(Records from a dataset)
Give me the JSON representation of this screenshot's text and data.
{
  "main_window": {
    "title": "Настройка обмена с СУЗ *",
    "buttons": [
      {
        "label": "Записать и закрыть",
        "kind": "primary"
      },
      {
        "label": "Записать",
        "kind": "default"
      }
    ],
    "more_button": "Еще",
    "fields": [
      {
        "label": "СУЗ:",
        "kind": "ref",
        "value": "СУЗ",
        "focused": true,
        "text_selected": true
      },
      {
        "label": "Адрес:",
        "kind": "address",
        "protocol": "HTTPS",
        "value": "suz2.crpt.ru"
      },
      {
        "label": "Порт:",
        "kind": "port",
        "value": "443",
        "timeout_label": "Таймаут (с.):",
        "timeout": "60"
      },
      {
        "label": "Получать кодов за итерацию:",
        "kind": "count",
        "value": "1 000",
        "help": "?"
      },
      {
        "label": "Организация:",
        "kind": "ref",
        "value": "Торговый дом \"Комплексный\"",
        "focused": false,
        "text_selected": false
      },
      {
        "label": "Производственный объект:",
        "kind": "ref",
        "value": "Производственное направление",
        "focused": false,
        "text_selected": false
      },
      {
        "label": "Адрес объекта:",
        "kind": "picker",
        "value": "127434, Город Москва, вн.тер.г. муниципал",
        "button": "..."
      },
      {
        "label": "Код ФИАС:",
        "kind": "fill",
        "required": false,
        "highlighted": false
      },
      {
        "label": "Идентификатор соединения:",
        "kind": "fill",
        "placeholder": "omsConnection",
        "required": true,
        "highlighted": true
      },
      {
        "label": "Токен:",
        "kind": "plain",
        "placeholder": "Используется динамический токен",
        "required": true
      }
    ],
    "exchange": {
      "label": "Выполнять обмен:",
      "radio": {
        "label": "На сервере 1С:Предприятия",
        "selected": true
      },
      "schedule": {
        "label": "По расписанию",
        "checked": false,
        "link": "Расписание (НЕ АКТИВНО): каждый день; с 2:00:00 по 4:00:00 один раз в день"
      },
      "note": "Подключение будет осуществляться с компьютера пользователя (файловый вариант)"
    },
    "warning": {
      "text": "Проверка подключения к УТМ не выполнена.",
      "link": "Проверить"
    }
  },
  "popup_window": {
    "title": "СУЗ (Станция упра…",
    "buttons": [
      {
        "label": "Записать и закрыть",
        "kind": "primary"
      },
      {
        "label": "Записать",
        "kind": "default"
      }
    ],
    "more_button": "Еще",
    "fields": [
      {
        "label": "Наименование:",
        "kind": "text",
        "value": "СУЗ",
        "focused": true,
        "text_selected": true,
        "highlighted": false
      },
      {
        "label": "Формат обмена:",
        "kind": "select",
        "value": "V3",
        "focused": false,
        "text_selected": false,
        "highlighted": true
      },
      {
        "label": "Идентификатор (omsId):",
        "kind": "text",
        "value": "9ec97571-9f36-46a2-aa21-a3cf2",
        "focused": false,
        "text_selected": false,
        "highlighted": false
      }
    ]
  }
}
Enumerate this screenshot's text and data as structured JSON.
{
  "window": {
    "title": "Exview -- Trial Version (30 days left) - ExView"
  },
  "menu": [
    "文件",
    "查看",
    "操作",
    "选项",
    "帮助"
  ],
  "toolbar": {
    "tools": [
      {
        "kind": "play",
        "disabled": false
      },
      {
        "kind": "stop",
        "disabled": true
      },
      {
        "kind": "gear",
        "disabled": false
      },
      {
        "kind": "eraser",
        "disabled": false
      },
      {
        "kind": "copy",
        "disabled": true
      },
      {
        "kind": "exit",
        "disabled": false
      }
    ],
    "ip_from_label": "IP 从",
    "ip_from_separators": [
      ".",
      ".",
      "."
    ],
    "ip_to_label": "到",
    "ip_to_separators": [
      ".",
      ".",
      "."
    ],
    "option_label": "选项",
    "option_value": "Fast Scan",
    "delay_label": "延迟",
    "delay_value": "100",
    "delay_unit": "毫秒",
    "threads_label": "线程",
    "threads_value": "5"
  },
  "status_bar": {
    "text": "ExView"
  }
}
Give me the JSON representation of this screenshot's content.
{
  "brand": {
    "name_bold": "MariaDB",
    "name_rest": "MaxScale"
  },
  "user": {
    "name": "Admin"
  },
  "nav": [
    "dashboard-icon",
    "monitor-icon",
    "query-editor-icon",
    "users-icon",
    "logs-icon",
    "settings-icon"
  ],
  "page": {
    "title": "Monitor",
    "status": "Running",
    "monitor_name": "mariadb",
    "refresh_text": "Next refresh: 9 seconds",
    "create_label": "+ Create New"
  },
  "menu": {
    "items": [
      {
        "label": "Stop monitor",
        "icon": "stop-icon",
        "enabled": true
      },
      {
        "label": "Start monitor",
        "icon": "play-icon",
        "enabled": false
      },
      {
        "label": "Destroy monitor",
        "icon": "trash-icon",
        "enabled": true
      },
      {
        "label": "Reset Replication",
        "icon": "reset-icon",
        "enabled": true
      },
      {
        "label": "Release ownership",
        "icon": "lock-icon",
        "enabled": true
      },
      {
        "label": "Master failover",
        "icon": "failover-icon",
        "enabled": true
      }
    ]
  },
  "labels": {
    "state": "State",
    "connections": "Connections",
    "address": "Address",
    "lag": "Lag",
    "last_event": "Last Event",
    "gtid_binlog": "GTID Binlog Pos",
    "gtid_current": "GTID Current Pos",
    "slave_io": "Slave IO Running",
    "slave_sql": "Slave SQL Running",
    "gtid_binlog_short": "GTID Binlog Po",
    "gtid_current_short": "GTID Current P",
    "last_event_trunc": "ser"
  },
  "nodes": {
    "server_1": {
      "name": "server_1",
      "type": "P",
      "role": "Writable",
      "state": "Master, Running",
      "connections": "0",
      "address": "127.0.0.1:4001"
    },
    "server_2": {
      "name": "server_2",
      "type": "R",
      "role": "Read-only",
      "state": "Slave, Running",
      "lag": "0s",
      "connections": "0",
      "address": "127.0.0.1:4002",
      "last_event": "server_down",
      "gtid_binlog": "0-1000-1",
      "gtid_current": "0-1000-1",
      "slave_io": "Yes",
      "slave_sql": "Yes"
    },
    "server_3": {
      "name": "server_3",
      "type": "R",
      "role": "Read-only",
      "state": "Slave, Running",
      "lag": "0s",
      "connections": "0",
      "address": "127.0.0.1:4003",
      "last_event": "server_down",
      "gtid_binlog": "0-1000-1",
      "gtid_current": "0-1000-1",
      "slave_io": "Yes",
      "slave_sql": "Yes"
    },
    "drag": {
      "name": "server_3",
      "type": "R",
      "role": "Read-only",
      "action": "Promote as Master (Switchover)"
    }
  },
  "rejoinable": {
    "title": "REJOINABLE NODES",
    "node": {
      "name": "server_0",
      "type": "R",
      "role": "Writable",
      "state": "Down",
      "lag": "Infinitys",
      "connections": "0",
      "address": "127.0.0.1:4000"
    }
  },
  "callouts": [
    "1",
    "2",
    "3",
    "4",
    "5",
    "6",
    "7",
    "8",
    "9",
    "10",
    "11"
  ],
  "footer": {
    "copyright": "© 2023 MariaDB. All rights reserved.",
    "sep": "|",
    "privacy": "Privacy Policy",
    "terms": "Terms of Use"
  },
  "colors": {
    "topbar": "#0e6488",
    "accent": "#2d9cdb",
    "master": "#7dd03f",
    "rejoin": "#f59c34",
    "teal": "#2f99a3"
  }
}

• [OBJECTIVE]: Transcribe the records above exactly as they appear.

• [RESULT]:
Give me the JSON representation of this screenshot's text and data.
{
  "main_window": {
    "title": "Настройка обмена с СУЗ *",
    "buttons": [
      {
        "label": "Записать и закрыть",
        "kind": "primary"
      },
      {
        "label": "Записать",
        "kind": "default"
      }
    ],
    "more_button": "Еще",
    "fields": [
      {
        "label": "СУЗ:",
        "kind": "ref",
        "value": "СУЗ",
        "focused": true,
        "text_selected": true
      },
      {
        "label": "Адрес:",
        "kind": "address",
        "protocol": "HTTPS",
        "value": "suz2.crpt.ru"
      },
      {
        "label": "Порт:",
        "kind": "port",
        "value": "443",
        "timeout_label": "Таймаут (с.):",
        "timeout": "60"
      },
      {
        "label": "Получать кодов за итерацию:",
        "kind": "count",
        "value": "1 000",
        "help": "?"
      },
      {
        "label": "Организация:",
        "kind": "ref",
        "value": "Торговый дом \"Комплексный\"",
        "focused": false,
        "text_selected": false
      },
      {
        "label": "Производственный объект:",
        "kind": "ref",
        "value": "Производственное направление",
        "focused": false,
        "text_selected": false
      },
      {
        "label": "Адрес объекта:",
        "kind": "picker",
        "value": "127434, Город Москва, вн.тер.г. муниципал",
        "button": "..."
      },
      {
        "label": "Код ФИАС:",
        "kind": "fill",
        "required": false,
        "highlighted": false
      },
      {
        "label": "Идентификатор соединения:",
        "kind": "fill",
        "placeholder": "omsConnection",
        "required": true,
        "highlighted": true
      },
      {
        "label": "Токен:",
        "kind": "plain",
        "placeholder": "Используется динамический токен",
        "required": true
      }
    ],
    "exchange": {
      "label": "Выполнять обмен:",
      "radio": {
        "label": "На сервере 1С:Предприятия",
        "selected": true
      },
      "schedule": {
        "label": "По расписанию",
        "checked": false,
        "link": "Расписание (НЕ АКТИВНО): каждый день; с 2:00:00 по 4:00:00 один раз в день"
      },
      "note": "Подключение будет осуществляться с компьютера пользователя (файловый вариант)"
    },
    "warning": {
      "text": "Проверка подключения к УТМ не выполнена.",
      "link": "Проверить"
    }
  },
  "popup_window": {
    "title": "СУЗ (Станция упра…",
    "buttons": [
      {
        "label": "Записать и закрыть",
        "kind": "primary"
      },
      {
        "label": "Записать",
        "kind": "default"
      }
    ],
    "more_button": "Еще",
    "fields": [
      {
        "label": "Наименование:",
        "kind": "text",
        "value": "СУЗ",
        "focused": true,
        "text_selected": true,
        "highlighted": false
      },
      {
        "label": "Формат обмена:",
        "kind": "select",
        "value": "V3",
        "focused": false,
        "text_selected": false,
        "highlighted": true
      },
      {
        "label": "Идентификатор (omsId):",
        "kind": "text",
        "value": "9ec97571-9f36-46a2-aa21-a3cf2",
        "focused": false,
        "text_selected": false,
        "highlighted": false
      }
    ]
  }
}
Enumerate this screenshot's text and data as structured JSON.
{
  "window": {
    "title": "Exview -- Trial Version (30 days left) - ExView"
  },
  "menu": [
    "文件",
    "查看",
    "操作",
    "选项",
    "帮助"
  ],
  "toolbar": {
    "tools": [
      {
        "kind": "play",
        "disabled": false
      },
      {
        "kind": "stop",
        "disabled": true
      },
      {
        "kind": "gear",
        "disabled": false
      },
      {
        "kind": "eraser",
        "disabled": false
      },
      {
        "kind": "copy",
        "disabled": true
      },
      {
        "kind": "exit",
        "disabled": false
      }
    ],
    "ip_from_label": "IP 从",
    "ip_from_separators": [
      ".",
      ".",
      "."
    ],
    "ip_to_label": "到",
    "ip_to_separators": [
      ".",
      ".",
      "."
    ],
    "option_label": "选项",
    "option_value": "Fast Scan",
    "delay_label": "延迟",
    "delay_value": "100",
    "delay_unit": "毫秒",
    "threads_label": "线程",
    "threads_value": "5"
  },
  "status_bar": {
    "text": "ExView"
  }
}
Give me the JSON representation of this screenshot's content.
{
  "brand": {
    "name_bold": "MariaDB",
    "name_rest": "MaxScale"
  },
  "user": {
    "name": "Admin"
  },
  "nav": [
    "dashboard-icon",
    "monitor-icon",
    "query-editor-icon",
    "users-icon",
    "logs-icon",
    "settings-icon"
  ],
  "page": {
    "title": "Monitor",
    "status": "Running",
    "monitor_name": "mariadb",
    "refresh_text": "Next refresh: 9 seconds",
    "create_label": "+ Create New"
  },
  "menu": {
    "items": [
      {
        "label": "Stop monitor",
        "icon": "stop-icon",
        "enabled": true
      },
      {
        "label": "Start monitor",
        "icon": "play-icon",
        "enabled": false
      },
      {
        "label": "Destroy monitor",
        "icon": "trash-icon",
        "enabled": true
      },
      {
        "label": "Reset Replication",
        "icon": "reset-icon",
        "enabled": true
      },
      {
        "label": "Release ownership",
        "icon": "lock-icon",
        "enabled": true
      },
      {
        "label": "Master failover",
        "icon": "failover-icon",
        "enabled": true
      }
    ]
  },
  "labels": {
    "state": "State",
    "connections": "Connections",
    "address": "Address",
    "lag": "Lag",
    "last_event": "Last Event",
    "gtid_binlog": "GTID Binlog Pos",
    "gtid_current": "GTID Current Pos",
    "slave_io": "Slave IO Running",
    "slave_sql": "Slave SQL Running",
    "gtid_binlog_short": "GTID Binlog Po",
    "gtid_current_short": "GTID Current P",
    "last_event_trunc": "ser"
  },
  "nodes": {
    "server_1": {
      "name": "server_1",
      "type": "P",
      "role": "Writable",
      "state": "Master, Running",
      "connections": "0",
      "address": "127.0.0.1:4001"
    },
    "server_2": {
      "name": "server_2",
      "type": "R",
      "role": "Read-only",
      "state": "Slave, Running",
      "lag": "0s",
      "connections": "0",
      "address": "127.0.0.1:4002",
      "last_event": "server_down",
      "gtid_binlog": "0-1000-1",
      "gtid_current": "0-1000-1",
      "slave_io": "Yes",
      "slave_sql": "Yes"
    },
    "server_3": {
      "name": "server_3",
      "type": "R",
      "role": "Read-only",
      "state": "Slave, Running",
      "lag": "0s",
      "connections": "0",
      "address": "127.0.0.1:4003",
      "last_event": "server_down",
      "gtid_binlog": "0-1000-1",
      "gtid_current": "0-1000-1",
      "slave_io": "Yes",
      "slave_sql": "Yes"
    },
    "drag": {
      "name": "server_3",
      "type": "R",
      "role": "Read-only",
      "action": "Promote as Master (Switchover)"
    }
  },
  "rejoinable": {
    "title": "REJOINABLE NODES",
    "node": {
      "name": "server_0",
      "type": "R",
      "role": "Writable",
      "state": "Down",
      "lag": "Infinitys",
      "connections": "0",
      "address": "127.0.0.1:4000"
    }
  },
  "callouts": [
    "1",
    "2",
    "3",
    "4",
    "5",
    "6",
    "7",
    "8",
    "9",
    "10",
    "11"
  ],
  "footer": {
    "copyright": "© 2023 MariaDB. All rights reserved.",
    "sep": "|",
    "privacy": "Privacy Policy",
    "terms": "Terms of Use"
  },
  "colors": {
    "topbar": "#0e6488",
    "accent": "#2d9cdb",
    "master": "#7dd03f",
    "rejoin": "#f59c34",
    "teal": "#2f99a3"
  }
}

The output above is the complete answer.